Start of Given records

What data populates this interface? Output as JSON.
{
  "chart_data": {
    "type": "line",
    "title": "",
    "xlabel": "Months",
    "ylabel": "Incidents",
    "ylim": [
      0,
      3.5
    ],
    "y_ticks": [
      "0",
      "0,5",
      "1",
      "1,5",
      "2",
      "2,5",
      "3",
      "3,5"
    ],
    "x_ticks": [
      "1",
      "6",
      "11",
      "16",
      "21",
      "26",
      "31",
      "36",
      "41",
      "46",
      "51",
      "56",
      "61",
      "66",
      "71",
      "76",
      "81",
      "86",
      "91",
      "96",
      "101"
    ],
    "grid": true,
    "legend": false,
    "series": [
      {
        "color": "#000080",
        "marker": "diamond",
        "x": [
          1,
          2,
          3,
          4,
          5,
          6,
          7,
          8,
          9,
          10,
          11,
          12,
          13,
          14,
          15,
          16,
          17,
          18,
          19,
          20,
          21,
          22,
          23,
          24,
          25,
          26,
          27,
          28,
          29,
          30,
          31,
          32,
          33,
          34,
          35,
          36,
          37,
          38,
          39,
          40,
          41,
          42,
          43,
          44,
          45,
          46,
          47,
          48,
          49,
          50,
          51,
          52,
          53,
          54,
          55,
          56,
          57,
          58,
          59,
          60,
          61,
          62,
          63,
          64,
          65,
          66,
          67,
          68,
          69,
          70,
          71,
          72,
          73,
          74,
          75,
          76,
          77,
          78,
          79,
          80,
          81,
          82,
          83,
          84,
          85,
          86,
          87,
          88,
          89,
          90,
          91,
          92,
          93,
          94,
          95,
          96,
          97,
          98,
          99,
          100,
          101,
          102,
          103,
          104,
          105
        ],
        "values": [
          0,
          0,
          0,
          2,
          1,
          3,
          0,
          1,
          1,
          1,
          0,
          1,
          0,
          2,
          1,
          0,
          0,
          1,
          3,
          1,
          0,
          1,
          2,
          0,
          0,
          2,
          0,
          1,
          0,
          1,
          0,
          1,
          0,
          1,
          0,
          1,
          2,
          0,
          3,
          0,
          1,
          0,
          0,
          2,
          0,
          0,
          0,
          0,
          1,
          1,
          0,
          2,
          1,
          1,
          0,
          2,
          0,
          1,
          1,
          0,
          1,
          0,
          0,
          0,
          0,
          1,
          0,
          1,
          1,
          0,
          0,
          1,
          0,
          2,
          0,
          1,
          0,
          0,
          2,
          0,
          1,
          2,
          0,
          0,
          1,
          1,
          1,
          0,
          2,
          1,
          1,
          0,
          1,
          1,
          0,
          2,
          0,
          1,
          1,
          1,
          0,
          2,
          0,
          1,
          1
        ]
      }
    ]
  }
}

End of Given records

* **What you need to do**: Without changing a word, restate the whole listing.

* **Result below**:
What data populates this interface? Output as JSON.
{
  "chart_data": {
    "type": "line",
    "title": "",
    "xlabel": "Months",
    "ylabel": "Incidents",
    "ylim": [
      0,
      3.5
    ],
    "y_ticks": [
      "0",
      "0,5",
      "1",
      "1,5",
      "2",
      "2,5",
      "3",
      "3,5"
    ],
    "x_ticks": [
      "1",
      "6",
      "11",
      "16",
      "21",
      "26",
      "31",
      "36",
      "41",
      "46",
      "51",
      "56",
      "61",
      "66",
      "71",
      "76",
      "81",
      "86",
      "91",
      "96",
      "101"
    ],
    "grid": true,
    "legend": false,
    "series": [
      {
        "color": "#000080",
        "marker": "diamond",
        "x": [
          1,
          2,
          3,
          4,
          5,
          6,
          7,
          8,
          9,
          10,
          11,
          12,
          13,
          14,
          15,
          16,
          17,
          18,
          19,
          20,
          21,
          22,
          23,
          24,
          25,
          26,
          27,
          28,
          29,
          30,
          31,
          32,
          33,
          34,
          35,
          36,
          37,
          38,
          39,
          40,
          41,
          42,
          43,
          44,
          45,
          46,
          47,
          48,
          49,
          50,
          51,
          52,
          53,
          54,
          55,
          56,
          57,
          58,
          59,
          60,
          61,
          62,
          63,
          64,
          65,
          66,
          67,
          68,
          69,
          70,
          71,
          72,
          73,
          74,
          75,
          76,
          77,
          78,
          79,
          80,
          81,
          82,
          83,
          84,
          85,
          86,
          87,
          88,
          89,
          90,
          91,
          92,
          93,
          94,
          95,
          96,
          97,
          98,
          99,
          100,
          101,
          102,
          103,
          104,
          105
        ],
        "values": [
          0,
          0,
          0,
          2,
          1,
          3,
          0,
          1,
          1,
          1,
          0,
          1,
          0,
          2,
          1,
          0,
          0,
          1,
          3,
          1,
          0,
          1,
          2,
          0,
          0,
          2,
          0,
          1,
          0,
          1,
          0,
          1,
          0,
          1,
          0,
          1,
          2,
          0,
          3,
          0,
          1,
          0,
          0,
          2,
          0,
          0,
          0,
          0,
          1,
          1,
          0,
          2,
          1,
          1,
          0,
          2,
          0,
          1,
          1,
          0,
          1,
          0,
          0,
          0,
          0,
          1,
          0,
          1,
          1,
          0,
          0,
          1,
          0,
          2,
          0,
          1,
          0,
          0,
          2,
          0,
          1,
          2,
          0,
          0,
          1,
          1,
          1,
          0,
          2,
          1,
          1,
          0,
          1,
          1,
          0,
          2,
          0,
          1,
          1,
          1,
          0,
          2,
          0,
          1,
          1
        ]
      }
    ]
  }
}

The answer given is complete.